• _TASK OBJECTIVE_: Sort through the entries below and pull out lines containing the word "color".

• _DATA SHOWN_:
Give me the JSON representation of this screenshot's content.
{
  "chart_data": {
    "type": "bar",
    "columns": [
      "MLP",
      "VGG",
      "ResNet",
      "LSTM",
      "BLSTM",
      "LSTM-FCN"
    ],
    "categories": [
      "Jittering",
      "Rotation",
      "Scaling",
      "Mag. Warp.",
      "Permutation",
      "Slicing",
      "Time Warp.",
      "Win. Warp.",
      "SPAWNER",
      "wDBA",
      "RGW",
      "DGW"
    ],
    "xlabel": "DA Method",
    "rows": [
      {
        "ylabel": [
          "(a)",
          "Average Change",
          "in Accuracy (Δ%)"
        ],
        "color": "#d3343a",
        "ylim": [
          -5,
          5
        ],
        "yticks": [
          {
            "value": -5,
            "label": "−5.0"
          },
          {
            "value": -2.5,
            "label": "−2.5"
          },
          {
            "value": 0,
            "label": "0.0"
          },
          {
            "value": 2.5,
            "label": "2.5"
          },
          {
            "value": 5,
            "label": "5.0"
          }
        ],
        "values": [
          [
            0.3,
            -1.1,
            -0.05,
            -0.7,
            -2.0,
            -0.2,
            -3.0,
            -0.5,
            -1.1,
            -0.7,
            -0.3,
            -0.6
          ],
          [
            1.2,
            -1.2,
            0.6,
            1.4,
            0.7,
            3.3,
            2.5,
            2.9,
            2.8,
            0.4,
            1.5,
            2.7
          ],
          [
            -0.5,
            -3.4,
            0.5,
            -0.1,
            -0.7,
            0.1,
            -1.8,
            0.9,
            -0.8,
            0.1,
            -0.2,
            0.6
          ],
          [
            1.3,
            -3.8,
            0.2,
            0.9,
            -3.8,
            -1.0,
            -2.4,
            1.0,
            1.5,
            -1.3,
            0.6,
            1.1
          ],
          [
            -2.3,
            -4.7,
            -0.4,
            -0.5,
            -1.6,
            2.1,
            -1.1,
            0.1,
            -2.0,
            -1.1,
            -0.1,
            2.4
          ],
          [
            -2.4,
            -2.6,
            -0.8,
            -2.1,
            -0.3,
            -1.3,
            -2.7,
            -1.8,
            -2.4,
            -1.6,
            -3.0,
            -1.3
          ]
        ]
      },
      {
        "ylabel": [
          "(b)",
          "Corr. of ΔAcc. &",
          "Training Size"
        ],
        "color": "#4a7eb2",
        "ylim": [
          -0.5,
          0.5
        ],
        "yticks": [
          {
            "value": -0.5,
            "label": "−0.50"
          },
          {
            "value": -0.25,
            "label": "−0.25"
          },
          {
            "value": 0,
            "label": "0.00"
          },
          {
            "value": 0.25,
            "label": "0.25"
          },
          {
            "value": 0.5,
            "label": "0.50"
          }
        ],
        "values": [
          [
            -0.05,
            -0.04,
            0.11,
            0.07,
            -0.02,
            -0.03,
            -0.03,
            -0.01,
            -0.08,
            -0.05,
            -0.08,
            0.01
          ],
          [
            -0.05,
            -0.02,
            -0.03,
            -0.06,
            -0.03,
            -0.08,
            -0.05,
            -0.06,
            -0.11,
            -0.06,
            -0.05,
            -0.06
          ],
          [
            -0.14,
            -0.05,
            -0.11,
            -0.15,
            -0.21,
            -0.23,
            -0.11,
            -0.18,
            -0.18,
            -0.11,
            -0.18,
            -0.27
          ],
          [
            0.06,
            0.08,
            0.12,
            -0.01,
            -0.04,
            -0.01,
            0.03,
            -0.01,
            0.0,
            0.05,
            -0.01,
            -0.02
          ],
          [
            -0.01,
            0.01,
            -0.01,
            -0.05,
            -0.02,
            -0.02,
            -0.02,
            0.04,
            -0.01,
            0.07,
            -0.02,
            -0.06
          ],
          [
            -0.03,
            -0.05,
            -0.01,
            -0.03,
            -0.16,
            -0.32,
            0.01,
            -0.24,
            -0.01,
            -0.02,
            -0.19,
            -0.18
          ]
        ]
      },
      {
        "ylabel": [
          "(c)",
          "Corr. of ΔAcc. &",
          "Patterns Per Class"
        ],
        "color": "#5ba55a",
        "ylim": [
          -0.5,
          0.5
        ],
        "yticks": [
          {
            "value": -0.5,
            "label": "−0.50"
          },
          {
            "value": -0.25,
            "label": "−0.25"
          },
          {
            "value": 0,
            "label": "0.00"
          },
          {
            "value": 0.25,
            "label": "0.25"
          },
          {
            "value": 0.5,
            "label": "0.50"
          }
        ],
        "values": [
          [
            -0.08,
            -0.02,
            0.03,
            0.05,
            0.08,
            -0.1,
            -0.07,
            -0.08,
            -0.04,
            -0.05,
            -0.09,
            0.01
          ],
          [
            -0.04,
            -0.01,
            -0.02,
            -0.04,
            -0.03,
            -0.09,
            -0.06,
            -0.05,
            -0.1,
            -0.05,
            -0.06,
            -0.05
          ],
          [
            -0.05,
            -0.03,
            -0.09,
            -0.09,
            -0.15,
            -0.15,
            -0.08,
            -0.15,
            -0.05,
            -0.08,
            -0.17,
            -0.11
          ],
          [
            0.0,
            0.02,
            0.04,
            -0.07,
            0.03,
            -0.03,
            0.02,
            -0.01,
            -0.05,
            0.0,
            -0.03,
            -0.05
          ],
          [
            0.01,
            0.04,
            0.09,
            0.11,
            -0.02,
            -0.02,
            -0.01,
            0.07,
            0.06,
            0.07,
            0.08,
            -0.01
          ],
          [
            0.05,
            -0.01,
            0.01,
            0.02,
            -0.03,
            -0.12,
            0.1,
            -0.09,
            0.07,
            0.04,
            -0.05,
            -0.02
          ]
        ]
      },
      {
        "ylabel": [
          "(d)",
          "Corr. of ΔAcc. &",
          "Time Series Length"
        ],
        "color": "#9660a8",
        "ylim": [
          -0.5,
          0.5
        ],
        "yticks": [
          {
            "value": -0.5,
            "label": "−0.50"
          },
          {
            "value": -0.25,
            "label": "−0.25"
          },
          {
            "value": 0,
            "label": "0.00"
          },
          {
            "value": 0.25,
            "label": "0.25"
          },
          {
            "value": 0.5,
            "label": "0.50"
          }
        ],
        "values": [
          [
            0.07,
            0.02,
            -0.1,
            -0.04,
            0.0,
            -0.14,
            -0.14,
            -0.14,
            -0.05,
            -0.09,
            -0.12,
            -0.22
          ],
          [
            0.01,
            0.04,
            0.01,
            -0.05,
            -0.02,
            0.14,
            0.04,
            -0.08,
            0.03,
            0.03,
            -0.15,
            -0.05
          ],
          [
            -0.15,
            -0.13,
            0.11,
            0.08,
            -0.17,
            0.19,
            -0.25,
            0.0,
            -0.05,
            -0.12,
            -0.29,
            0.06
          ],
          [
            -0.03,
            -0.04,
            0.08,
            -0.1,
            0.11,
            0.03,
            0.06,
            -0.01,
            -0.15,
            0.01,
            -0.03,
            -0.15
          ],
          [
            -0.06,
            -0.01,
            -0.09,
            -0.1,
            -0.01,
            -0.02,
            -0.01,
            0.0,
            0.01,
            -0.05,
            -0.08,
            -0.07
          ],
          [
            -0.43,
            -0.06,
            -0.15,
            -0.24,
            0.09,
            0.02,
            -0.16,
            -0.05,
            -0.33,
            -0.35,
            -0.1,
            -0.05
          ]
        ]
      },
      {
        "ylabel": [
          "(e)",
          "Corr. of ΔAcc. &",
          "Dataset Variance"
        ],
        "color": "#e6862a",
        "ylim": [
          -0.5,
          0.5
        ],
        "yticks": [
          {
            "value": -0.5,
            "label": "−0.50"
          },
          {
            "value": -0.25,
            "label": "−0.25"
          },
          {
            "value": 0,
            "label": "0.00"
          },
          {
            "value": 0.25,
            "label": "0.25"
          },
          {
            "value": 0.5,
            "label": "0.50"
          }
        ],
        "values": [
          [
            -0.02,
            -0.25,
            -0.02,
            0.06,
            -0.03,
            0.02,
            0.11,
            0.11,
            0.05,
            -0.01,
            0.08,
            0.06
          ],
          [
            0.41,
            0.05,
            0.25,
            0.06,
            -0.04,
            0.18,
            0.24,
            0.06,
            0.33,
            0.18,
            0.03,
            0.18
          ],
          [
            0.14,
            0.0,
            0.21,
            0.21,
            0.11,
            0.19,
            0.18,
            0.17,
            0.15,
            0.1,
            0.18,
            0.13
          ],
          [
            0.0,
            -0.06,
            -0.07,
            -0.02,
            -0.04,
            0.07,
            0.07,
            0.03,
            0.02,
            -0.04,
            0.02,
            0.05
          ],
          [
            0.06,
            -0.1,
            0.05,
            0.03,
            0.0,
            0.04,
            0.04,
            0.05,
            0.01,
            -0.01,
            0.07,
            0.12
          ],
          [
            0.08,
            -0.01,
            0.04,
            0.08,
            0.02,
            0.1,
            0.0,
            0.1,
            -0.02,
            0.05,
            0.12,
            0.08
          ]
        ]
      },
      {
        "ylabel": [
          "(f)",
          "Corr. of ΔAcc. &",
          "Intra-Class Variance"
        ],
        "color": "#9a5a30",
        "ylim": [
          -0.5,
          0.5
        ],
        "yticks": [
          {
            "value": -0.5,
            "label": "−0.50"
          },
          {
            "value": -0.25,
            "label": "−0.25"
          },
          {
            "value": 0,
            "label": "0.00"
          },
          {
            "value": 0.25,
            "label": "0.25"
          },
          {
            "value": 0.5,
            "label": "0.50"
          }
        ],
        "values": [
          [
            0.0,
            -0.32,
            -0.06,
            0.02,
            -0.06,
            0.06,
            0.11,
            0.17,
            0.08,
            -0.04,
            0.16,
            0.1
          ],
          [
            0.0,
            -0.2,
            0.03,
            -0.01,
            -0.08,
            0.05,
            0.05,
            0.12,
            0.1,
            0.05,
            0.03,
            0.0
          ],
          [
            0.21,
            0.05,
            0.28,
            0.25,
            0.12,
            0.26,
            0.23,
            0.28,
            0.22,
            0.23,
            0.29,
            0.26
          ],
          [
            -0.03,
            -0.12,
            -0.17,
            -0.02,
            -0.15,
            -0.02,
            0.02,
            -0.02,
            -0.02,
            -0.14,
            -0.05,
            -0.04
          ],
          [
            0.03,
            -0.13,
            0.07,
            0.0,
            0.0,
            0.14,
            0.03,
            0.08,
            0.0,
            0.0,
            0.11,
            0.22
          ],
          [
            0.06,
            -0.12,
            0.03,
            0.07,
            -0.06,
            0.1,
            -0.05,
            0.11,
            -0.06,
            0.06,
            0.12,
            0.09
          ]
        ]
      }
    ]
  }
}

• _SOLUTION FOR THIS PROBLEM_:
        "color": "#d3343a",
        "color": "#4a7eb2",
        "color": "#5ba55a",
        "color": "#9660a8",
        "color": "#e6862a",
        "color": "#9a5a30",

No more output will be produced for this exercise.